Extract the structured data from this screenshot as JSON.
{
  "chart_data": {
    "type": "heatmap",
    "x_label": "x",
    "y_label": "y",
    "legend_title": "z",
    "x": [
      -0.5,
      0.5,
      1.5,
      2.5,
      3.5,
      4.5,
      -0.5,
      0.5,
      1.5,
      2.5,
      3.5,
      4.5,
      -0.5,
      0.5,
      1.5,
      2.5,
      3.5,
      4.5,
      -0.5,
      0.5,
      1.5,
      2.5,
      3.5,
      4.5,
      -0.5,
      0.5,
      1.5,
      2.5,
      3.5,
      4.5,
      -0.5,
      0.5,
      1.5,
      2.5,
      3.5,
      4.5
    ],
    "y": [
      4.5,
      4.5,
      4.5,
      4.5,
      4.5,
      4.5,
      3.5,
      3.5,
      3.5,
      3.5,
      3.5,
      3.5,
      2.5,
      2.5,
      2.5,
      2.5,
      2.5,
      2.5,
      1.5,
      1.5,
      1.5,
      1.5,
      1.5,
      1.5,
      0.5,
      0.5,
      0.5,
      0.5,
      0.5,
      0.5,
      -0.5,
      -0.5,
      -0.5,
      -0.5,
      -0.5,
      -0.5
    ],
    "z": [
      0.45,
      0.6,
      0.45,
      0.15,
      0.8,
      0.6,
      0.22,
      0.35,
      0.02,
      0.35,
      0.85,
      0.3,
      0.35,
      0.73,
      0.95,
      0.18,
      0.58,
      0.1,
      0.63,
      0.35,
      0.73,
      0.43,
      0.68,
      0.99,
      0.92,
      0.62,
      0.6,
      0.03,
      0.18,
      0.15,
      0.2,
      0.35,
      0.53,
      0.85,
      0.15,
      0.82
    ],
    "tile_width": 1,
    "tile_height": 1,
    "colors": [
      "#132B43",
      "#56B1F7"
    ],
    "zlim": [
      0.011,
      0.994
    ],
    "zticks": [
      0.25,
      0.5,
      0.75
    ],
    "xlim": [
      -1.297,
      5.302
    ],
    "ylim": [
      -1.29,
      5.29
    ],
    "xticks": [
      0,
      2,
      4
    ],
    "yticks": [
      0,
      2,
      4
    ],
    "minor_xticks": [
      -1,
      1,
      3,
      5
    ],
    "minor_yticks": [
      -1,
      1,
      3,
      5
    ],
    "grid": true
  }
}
■ ■ ■ ■
### [Work to complete]
Give the material above again, word for word.

### [Output for this task]
Extract the structured data from this screenshot as JSON.
{
  "chart_data": {
    "type": "heatmap",
    "x_label": "x",
    "y_label": "y",
    "legend_title": "z",
    "x": [
      -0.5,
      0.5,
      1.5,
      2.5,
      3.5,
      4.5,
      -0.5,
      0.5,
      1.5,
      2.5,
      3.5,
      4.5,
      -0.5,
      0.5,
      1.5,
      2.5,
      3.5,
      4.5,
      -0.5,
      0.5,
      1.5,
      2.5,
      3.5,
      4.5,
      -0.5,
      0.5,
      1.5,
      2.5,
      3.5,
      4.5,
      -0.5,
      0.5,
      1.5,
      2.5,
      3.5,
      4.5
    ],
    "y": [
      4.5,
      4.5,
      4.5,
      4.5,
      4.5,
      4.5,
      3.5,
      3.5,
      3.5,
      3.5,
      3.5,
      3.5,
      2.5,
      2.5,
      2.5,
      2.5,
      2.5,
      2.5,
      1.5,
      1.5,
      1.5,
      1.5,
      1.5,
      1.5,
      0.5,
      0.5,
      0.5,
      0.5,
      0.5,
      0.5,
      -0.5,
      -0.5,
      -0.5,
      -0.5,
      -0.5,
      -0.5
    ],
    "z": [
      0.45,
      0.6,
      0.45,
      0.15,
      0.8,
      0.6,
      0.22,
      0.35,
      0.02,
      0.35,
      0.85,
      0.3,
      0.35,
      0.73,
      0.95,
      0.18,
      0.58,
      0.1,
      0.63,
      0.35,
      0.73,
      0.43,
      0.68,
      0.99,
      0.92,
      0.62,
      0.6,
      0.03,
      0.18,
      0.15,
      0.2,
      0.35,
      0.53,
      0.85,
      0.15,
      0.82
    ],
    "tile_width": 1,
    "tile_height": 1,
    "colors": [
      "#132B43",
      "#56B1F7"
    ],
    "zlim": [
      0.011,
      0.994
    ],
    "zticks": [
      0.25,
      0.5,
      0.75
    ],
    "xlim": [
      -1.297,
      5.302
    ],
    "ylim": [
      -1.29,
      5.29
    ],
    "xticks": [
      0,
      2,
      4
    ],
    "yticks": [
      0,
      2,
      4
    ],
    "minor_xticks": [
      -1,
      1,
      3,
      5
    ],
    "minor_yticks": [
      -1,
      1,
      3,
      5
    ],
    "grid": true
  }
}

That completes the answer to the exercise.